### [EXERCISE REQUIREMENTS]
[A] Extract the passage of the Hadoop cluster tutorial that begins with the words "To start your" and ends with "highlighted in green.", copying it exactly.
[B] From the records, copy exactly the lines from the line containing "Text: CH₃: CH₃ [104,153,127,164]" through the line containing "List each element".

In the first part of this tutorial provisioning a cluster with four instances on Amazon ec2 was demonstrated. Connecting to the instances using SSH was also explained. The second part of this tutorial will pick up from there and explain how to set up a Hadoop cluster with two data nodes, one primary name node and one secondary name node. Login to your Amazon management console and start your instances.
To start your cluster, select all instances, click on Actions then start as shown below
Confirm instance state of each instance is indicated as running
To connect to a remote server when using SSH we need to specify the path to our .pem key file, the user name and public DNS. To avoid typing all this information we can add it in sshd_config file and just type an easy to remember name that resolves to our instance. Open sshd_config by navigating to the directory where it is stored and opening it in a text editor like gedit and add the lines highlighted in green.

### [INPUT DATA]
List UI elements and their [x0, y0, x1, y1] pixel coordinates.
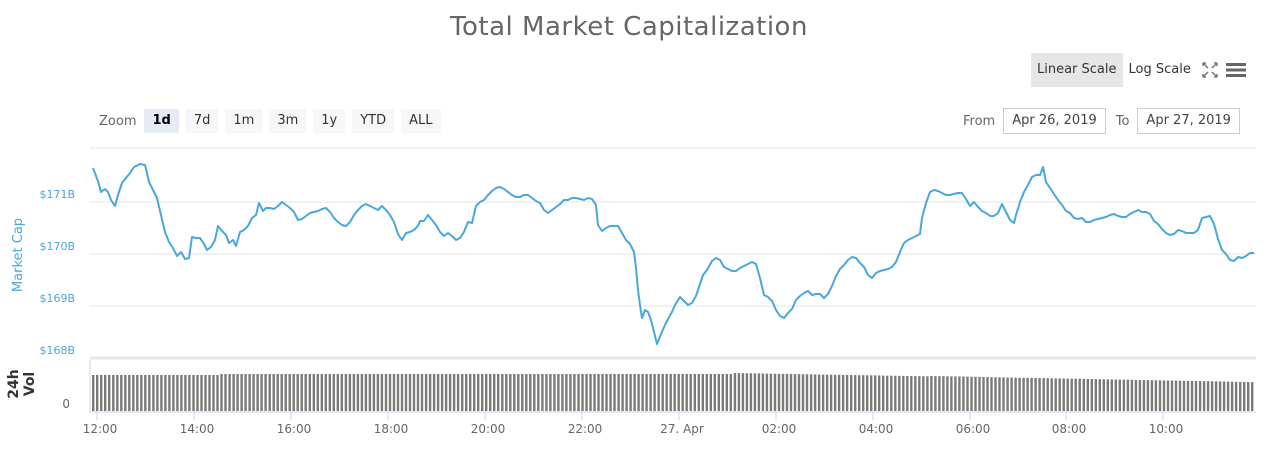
scale-toggle: Linear Scale Log Scale [1031, 53, 1249, 87]
y-tick-169: $169B [39, 292, 75, 305]
date-range: From Apr 26, 2019 To Apr 27, 2019 [963, 108, 1240, 134]
y-tick-171: $171B [39, 188, 75, 201]
zoom-1d-button[interactable]: 1d [144, 109, 179, 133]
zoom-ytd-button[interactable]: YTD [352, 109, 395, 133]
linear-scale-button[interactable]: Linear Scale [1031, 53, 1123, 87]
zoom-7d-button[interactable]: 7d [185, 109, 219, 133]
volume-bars[interactable] [92, 373, 1254, 411]
zoom-label: Zoom [99, 113, 137, 129]
zoom-all-button[interactable]: ALL [401, 109, 441, 133]
volume-axis-title: 24h Vol [6, 369, 38, 398]
svg-text:24h: 24h [6, 369, 22, 398]
x-tick-label: 02:00 [762, 422, 797, 436]
zoom-1m-button[interactable]: 1m [225, 109, 263, 133]
x-tick-label: 16:00 [277, 422, 312, 436]
y-gridlines [90, 201, 1256, 307]
x-tick-label: 22:00 [568, 422, 603, 436]
y-axis-labels: $171B $170B $169B $168B [39, 188, 75, 357]
hamburger-menu-icon[interactable] [1223, 53, 1249, 87]
to-label: To [1115, 113, 1130, 129]
x-tick-label: 27. Apr [660, 422, 704, 436]
svg-text:Vol: Vol [22, 372, 38, 397]
x-tick-label: 08:00 [1052, 422, 1087, 436]
x-tick-label: 06:00 [956, 422, 991, 436]
zoom-1y-button[interactable]: 1y [313, 109, 346, 133]
from-label: From [963, 113, 996, 129]
y-tick-168: $168B [39, 344, 75, 357]
fullscreen-icon[interactable] [1197, 53, 1223, 87]
to-date-input[interactable]: Apr 27, 2019 [1137, 108, 1240, 134]
x-tick-label: 20:00 [471, 422, 506, 436]
volume-zero-tick: 0 [62, 397, 70, 411]
y-tick-170: $170B [39, 240, 75, 253]
x-tick-label: 12:00 [83, 422, 118, 436]
from-date-input[interactable]: Apr 26, 2019 [1003, 108, 1106, 134]
x-tick-label: 04:00 [859, 422, 894, 436]
y-axis-title: Market Cap [11, 218, 26, 292]
log-scale-button[interactable]: Log Scale [1128, 62, 1191, 77]
market-cap-line[interactable] [92, 163, 1254, 345]
zoom-selector: Zoom 1d 7d 1m 3m 1y YTD ALL [99, 109, 448, 133]
x-tick-label: 18:00 [374, 422, 409, 436]
x-tick-label: 10:00 [1149, 422, 1184, 436]
zoom-3m-button[interactable]: 3m [269, 109, 307, 133]
x-axis-ticks: 12:00 14:00 16:00 18:00 20:00 22:00 27. Apr 02:… [83, 412, 1184, 436]
x-tick-label: 14:00 [180, 422, 215, 436]
chart-title: Total Market Capitalization [450, 12, 808, 42]
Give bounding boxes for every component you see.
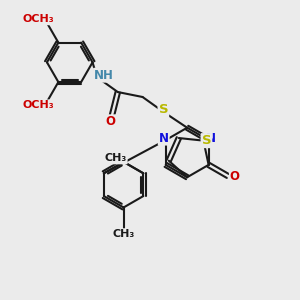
Text: CH₃: CH₃ [104,153,127,164]
Text: N: N [159,132,169,145]
Text: O: O [106,115,116,128]
Text: S: S [159,103,168,116]
Text: OCH₃: OCH₃ [22,100,54,110]
Text: S: S [202,134,211,147]
Text: O: O [230,169,240,182]
Text: NH: NH [94,69,114,82]
Text: N: N [206,132,216,145]
Text: CH₃: CH₃ [112,229,135,239]
Text: OCH₃: OCH₃ [22,14,54,24]
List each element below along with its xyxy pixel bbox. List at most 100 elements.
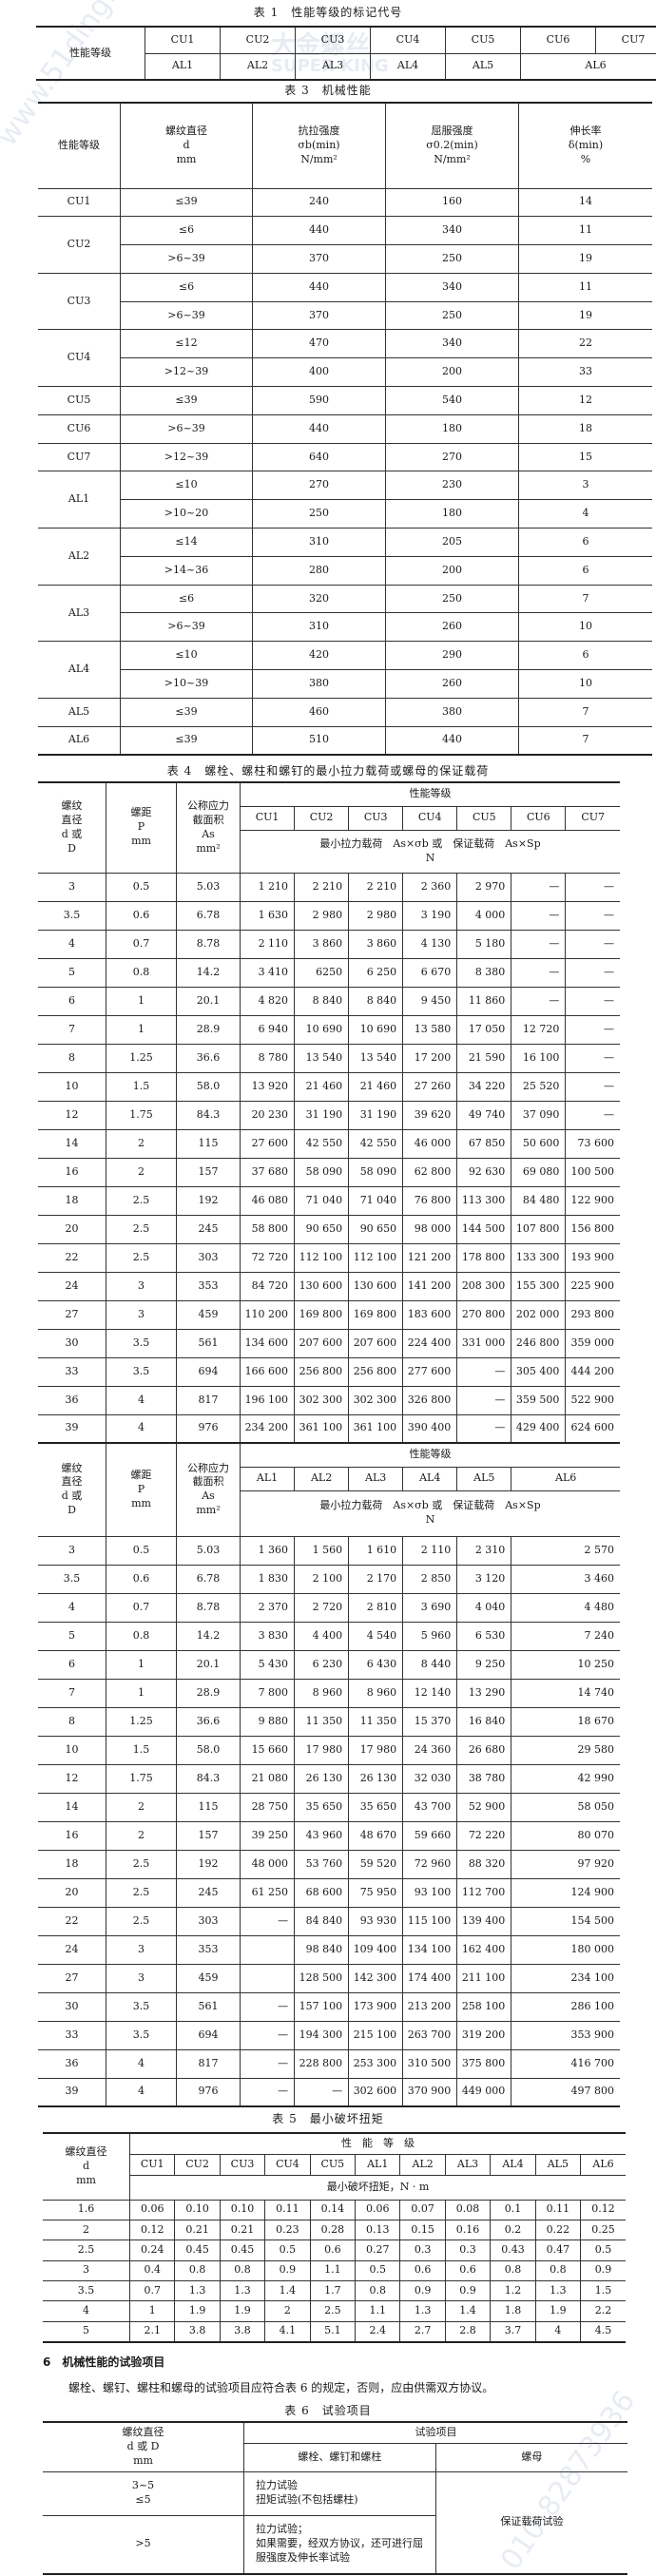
load-value-cell: 13 540 <box>295 1044 349 1072</box>
load-value-cell: 134 600 <box>241 1329 295 1357</box>
value-cell: 540 <box>386 387 519 415</box>
load-value-cell: — <box>457 1386 511 1414</box>
grade-header: AL6 <box>581 2154 626 2175</box>
header-row: 最小破坏扭矩，N · m <box>43 2175 626 2200</box>
grade-group-header: 性 能 等 级 <box>130 2133 627 2154</box>
load-value-cell: 42 550 <box>349 1129 403 1158</box>
value-cell: ≤6 <box>121 585 253 613</box>
load-value-cell: 2 310 <box>457 1536 511 1565</box>
dimension-cell: 27 <box>38 1964 106 1992</box>
load-value-cell: 7 240 <box>511 1622 620 1650</box>
torque-value-cell: 0.8 <box>356 2281 400 2301</box>
load-value-cell: 84 840 <box>295 1907 349 1935</box>
column-header-line: N/mm² <box>256 153 382 167</box>
grade-code-cu: CU4 <box>371 27 446 53</box>
load-value-cell: 35 650 <box>295 1793 349 1821</box>
load-value-cell: — <box>566 1044 620 1072</box>
dimension-cell: 3.5 <box>106 2021 177 2049</box>
torque-value-cell: 0.6 <box>400 2260 445 2280</box>
value-cell: ≤39 <box>121 188 253 217</box>
load-value-cell: 1 830 <box>241 1565 295 1593</box>
bolt-tests-cell-line: 如果需要，经双方协议，还可进行屈服强度及伸长率试验 <box>256 2537 433 2566</box>
dimension-cell: 3.5 <box>106 1357 177 1386</box>
torque-value-cell: 0.12 <box>581 2200 626 2220</box>
load-value-cell: 128 500 <box>295 1964 349 1992</box>
value-cell: 19 <box>519 245 653 274</box>
load-value-cell: 39 620 <box>403 1101 457 1129</box>
load-value-cell: 11 350 <box>349 1707 403 1736</box>
load-value-cell: 58 050 <box>511 1793 620 1821</box>
value-cell: >14~36 <box>121 556 253 585</box>
load-value-cell: 224 400 <box>403 1329 457 1357</box>
dimension-cell: 0.5 <box>106 873 177 901</box>
dimension-cell: 18 <box>38 1850 106 1878</box>
dimension-cell: 28.9 <box>177 1015 241 1044</box>
dimension-cell: 0.5 <box>106 1536 177 1565</box>
grade-header: AL4 <box>403 1467 457 1490</box>
value-cell: 370 <box>253 245 386 274</box>
load-value-cell: 13 540 <box>349 1044 403 1072</box>
load-value-cell: 90 650 <box>349 1215 403 1243</box>
dimension-cell: 6.78 <box>177 901 241 930</box>
pitch-header-line: mm <box>109 835 173 849</box>
load-value-cell: 8 780 <box>241 1044 295 1072</box>
load-value-cell: 29 580 <box>511 1736 620 1764</box>
load-value-cell: 8 840 <box>295 987 349 1015</box>
load-value-cell: 253 300 <box>349 2049 403 2078</box>
value-cell: 340 <box>386 273 519 301</box>
torque-value-cell: 0.8 <box>175 2260 220 2280</box>
dimension-cell: 3 <box>106 1935 177 1964</box>
grade-header: CU2 <box>295 806 349 830</box>
column-header-line: % <box>522 153 649 167</box>
table5-title: 表 5 最小破坏扭矩 <box>0 2110 656 2126</box>
load-value-cell: 42 550 <box>295 1129 349 1158</box>
dimension-cell: 817 <box>177 1386 241 1414</box>
torque-value-cell: 0.8 <box>491 2260 535 2280</box>
load-value-cell: 2 170 <box>349 1565 403 1593</box>
load-value-cell: 21 460 <box>349 1072 403 1101</box>
torque-value-cell: 0.45 <box>220 2240 264 2260</box>
load-value-cell: — <box>566 873 620 901</box>
dimension-cell: 2.5 <box>106 1243 177 1272</box>
grade-code-cu: CU3 <box>296 27 371 53</box>
load-value-cell: 28 750 <box>241 1793 295 1821</box>
column-header-line: δ(min) <box>522 139 649 153</box>
dimension-cell: 8.78 <box>177 1593 241 1622</box>
load-value-cell: 88 320 <box>457 1850 511 1878</box>
stress-area-header-line: As <box>180 828 237 842</box>
grade-code-cu: CU5 <box>446 27 521 53</box>
dimension-cell: 33 <box>38 2021 106 2049</box>
load-value-cell: 13 290 <box>457 1679 511 1707</box>
value-cell: 470 <box>253 330 386 358</box>
load-value-cell: 112 100 <box>349 1243 403 1272</box>
load-value-cell: 17 980 <box>295 1736 349 1764</box>
torque-value-cell: 0.11 <box>265 2200 310 2220</box>
load-value-cell: 16 840 <box>457 1707 511 1736</box>
dimension-cell: 192 <box>177 1850 241 1878</box>
torque-value-cell: 1.4 <box>445 2301 490 2321</box>
thread-diameter-header-line: 螺纹 <box>41 1462 103 1476</box>
dimension-cell: 4 <box>106 1414 177 1443</box>
value-cell: 180 <box>386 414 519 443</box>
column-header-line: d <box>124 139 249 153</box>
value-cell: 260 <box>386 670 519 699</box>
torque-header: 最小破坏扭矩，N · m <box>130 2175 627 2200</box>
load-value-cell: 69 080 <box>511 1158 566 1186</box>
diameter-cell: 3.5 <box>43 2281 130 2301</box>
grade-cell: AL1 <box>38 471 121 529</box>
stress-area-header-line: mm² <box>180 842 237 856</box>
value-cell: 310 <box>253 613 386 642</box>
diameter-cell: 4 <box>43 2301 130 2321</box>
load-value-cell: — <box>511 958 566 987</box>
load-value-cell: 8 380 <box>457 958 511 987</box>
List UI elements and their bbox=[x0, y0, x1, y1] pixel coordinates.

### [SOLUTIONS IN ORDER]
[A]
To start your cluster, select all instances, click on Actions then start as shown below
Confirm instance state of each instance is indicated as running
To connect to a remote server when using SSH we need to specify the path to our .pem key file, the user name and public DNS. To avoid typing all this information we can add it in sshd_config file and just type an easy to remember name that resolves to our instance. Open sshd_config by navigating to the directory where it is stored and opening it in a text editor like gedit and add the lines highlighted in green.

[B]
Text: CH₃: CH₃ [104,153,127,164]
Text: N: N [159,132,169,145]
Text: O: O [106,115,116,128]
Text: S: S [159,103,168,116]
Text: OCH₃: OCH₃ [22,100,54,110]
Text: S: S [202,134,211,147]
Text: O: O [230,169,240,182]
Text: NH: NH [94,69,114,82]
Text: N: N [206,132,216,145]
Text: CH₃: CH₃ [112,229,135,239]
Text: OCH₃: OCH₃ [22,14,54,24]
List each element below along with its xyxy pixel bbox. List at most 100 elements.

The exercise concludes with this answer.